== Consigne A ==
Réécrivez, s'il vous plaît, tout ce qui va de "Introduction" jusqu'à "data brokers ?" dans la source, en remplaçant "data brokers" par "courtiers en données".
== Consigne B ==
D'après la source, à quelle entreprise appartient le directeur dont les propos sont cités ?

Introduction
Dans notre monde hyperconnecté, nos données personnelles sont devenues une véritable monnaie d’échange. Derrière les écrans de nos smartphones et ordinateurs, un écosystème opaque de sociétés spécialisées, les data brokers, collectent, agrègent et revendent ces informations à leur guise. Qui sont ces acteurs discrets mais puissants ? Quels sont leurs procédés et les enjeux liés à ce trafic de données ? Tour d’horizon de ce marché méconnu du grand public.
Table des matières
Qui sont les data brokers ?
Les data brokers, ou courtiers en données, sont des entreprises spécialisées dans la collecte, l’analyse et la revente d’informations personnelles. Leur objectif ? Cartographier les moindres faits et gestes des internautes afin de mieux les cibler, les prévoir et les monétiser. « Internet, pour nous, c’est merveilleux, on peut suivre, tracer et mesurer comme jamais », se réjouit un directeur d’Experian, l’un des plus gros acteurs de ce marché.

== Lignes de données ==
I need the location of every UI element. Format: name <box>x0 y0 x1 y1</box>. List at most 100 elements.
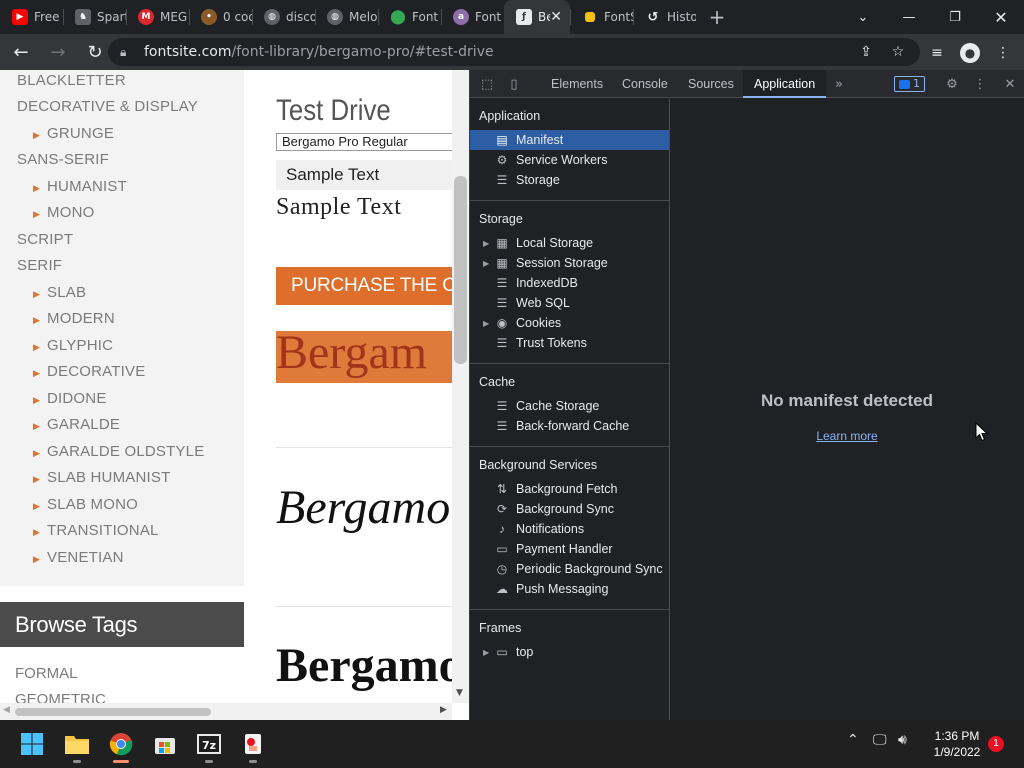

== Résultat attendu A ==
Introduction
Dans notre monde hyperconnecté, nos données personnelles sont devenues une véritable monnaie d’échange. Derrière les écrans de nos smartphones et ordinateurs, un écosystème opaque de sociétés spécialisées, les courtiers en données, collectent, agrègent et revendent ces informations à leur guise. Qui sont ces acteurs discrets mais puissants ? Quels sont leurs procédés et les enjeux liés à ce trafic de données ? Tour d’horizon de ce marché méconnu du grand public.
Table des matières
Qui sont les courtiers en données ?

== Résultat attendu B ==
Experian.